## PROVIDED MATERIAL
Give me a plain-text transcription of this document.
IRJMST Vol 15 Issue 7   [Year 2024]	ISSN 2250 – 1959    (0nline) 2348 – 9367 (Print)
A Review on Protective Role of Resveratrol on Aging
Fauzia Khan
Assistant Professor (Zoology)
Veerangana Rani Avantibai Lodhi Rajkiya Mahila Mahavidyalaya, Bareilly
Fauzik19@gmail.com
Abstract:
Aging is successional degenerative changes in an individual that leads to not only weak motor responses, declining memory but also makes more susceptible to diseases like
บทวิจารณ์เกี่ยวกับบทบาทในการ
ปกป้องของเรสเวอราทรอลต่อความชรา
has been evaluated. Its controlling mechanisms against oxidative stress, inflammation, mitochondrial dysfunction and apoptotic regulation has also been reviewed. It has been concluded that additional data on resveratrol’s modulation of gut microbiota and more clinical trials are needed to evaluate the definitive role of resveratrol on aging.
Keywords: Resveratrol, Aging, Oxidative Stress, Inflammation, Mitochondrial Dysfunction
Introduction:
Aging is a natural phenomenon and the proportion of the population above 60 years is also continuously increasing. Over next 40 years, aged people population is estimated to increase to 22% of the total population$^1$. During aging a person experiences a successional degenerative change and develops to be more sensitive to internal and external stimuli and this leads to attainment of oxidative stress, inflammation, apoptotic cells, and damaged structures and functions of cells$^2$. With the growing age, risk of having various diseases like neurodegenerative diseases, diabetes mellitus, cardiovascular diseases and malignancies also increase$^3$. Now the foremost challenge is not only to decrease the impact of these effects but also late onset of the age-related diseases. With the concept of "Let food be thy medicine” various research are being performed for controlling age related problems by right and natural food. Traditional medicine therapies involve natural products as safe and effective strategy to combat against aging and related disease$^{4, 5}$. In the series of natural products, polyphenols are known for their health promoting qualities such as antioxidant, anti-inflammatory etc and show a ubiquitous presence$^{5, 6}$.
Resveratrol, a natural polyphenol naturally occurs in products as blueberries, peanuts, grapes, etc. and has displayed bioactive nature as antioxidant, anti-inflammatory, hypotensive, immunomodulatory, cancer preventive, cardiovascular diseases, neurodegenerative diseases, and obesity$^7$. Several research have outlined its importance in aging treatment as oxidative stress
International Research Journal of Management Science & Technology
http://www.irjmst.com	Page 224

## TASK ITEM
Without skipping a line, retype the full listing.

## EXERCISE OUTPUT
Give me a plain-text transcription of this document.
IRJMST Vol 15 Issue 7   [Year 2024]	ISSN 2250 – 1959    (0nline) 2348 – 9367 (Print)
A Review on Protective Role of Resveratrol on Aging
Fauzia Khan
Assistant Professor (Zoology)
Veerangana Rani Avantibai Lodhi Rajkiya Mahila Mahavidyalaya, Bareilly
Fauzik19@gmail.com
Abstract:
Aging is successional degenerative changes in an individual that leads to not only weak motor responses, declining memory but also makes more susceptible to diseases like
บทวิจารณ์เกี่ยวกับบทบาทในการ
ปกป้องของเรสเวอราทรอลต่อความชรา
has been evaluated. Its controlling mechanisms against oxidative stress, inflammation, mitochondrial dysfunction and apoptotic regulation has also been reviewed. It has been concluded that additional data on resveratrol’s modulation of gut microbiota and more clinical trials are needed to evaluate the definitive role of resveratrol on aging.
Keywords: Resveratrol, Aging, Oxidative Stress, Inflammation, Mitochondrial Dysfunction
Introduction:
Aging is a natural phenomenon and the proportion of the population above 60 years is also continuously increasing. Over next 40 years, aged people population is estimated to increase to 22% of the total population$^1$. During aging a person experiences a successional degenerative change and develops to be more sensitive to internal and external stimuli and this leads to attainment of oxidative stress, inflammation, apoptotic cells, and damaged structures and functions of cells$^2$. With the growing age, risk of having various diseases like neurodegenerative diseases, diabetes mellitus, cardiovascular diseases and malignancies also increase$^3$. Now the foremost challenge is not only to decrease the impact of these effects but also late onset of the age-related diseases. With the concept of "Let food be thy medicine” various research are being performed for controlling age related problems by right and natural food. Traditional medicine therapies involve natural products as safe and effective strategy to combat against aging and related disease$^{4, 5}$. In the series of natural products, polyphenols are known for their health promoting qualities such as antioxidant, anti-inflammatory etc and show a ubiquitous presence$^{5, 6}$.
Resveratrol, a natural polyphenol naturally occurs in products as blueberries, peanuts, grapes, etc. and has displayed bioactive nature as antioxidant, anti-inflammatory, hypotensive, immunomodulatory, cancer preventive, cardiovascular diseases, neurodegenerative diseases, and obesity$^7$. Several research have outlined its importance in aging treatment as oxidative stress
International Research Journal of Management Science & Technology
http://www.irjmst.com	Page 224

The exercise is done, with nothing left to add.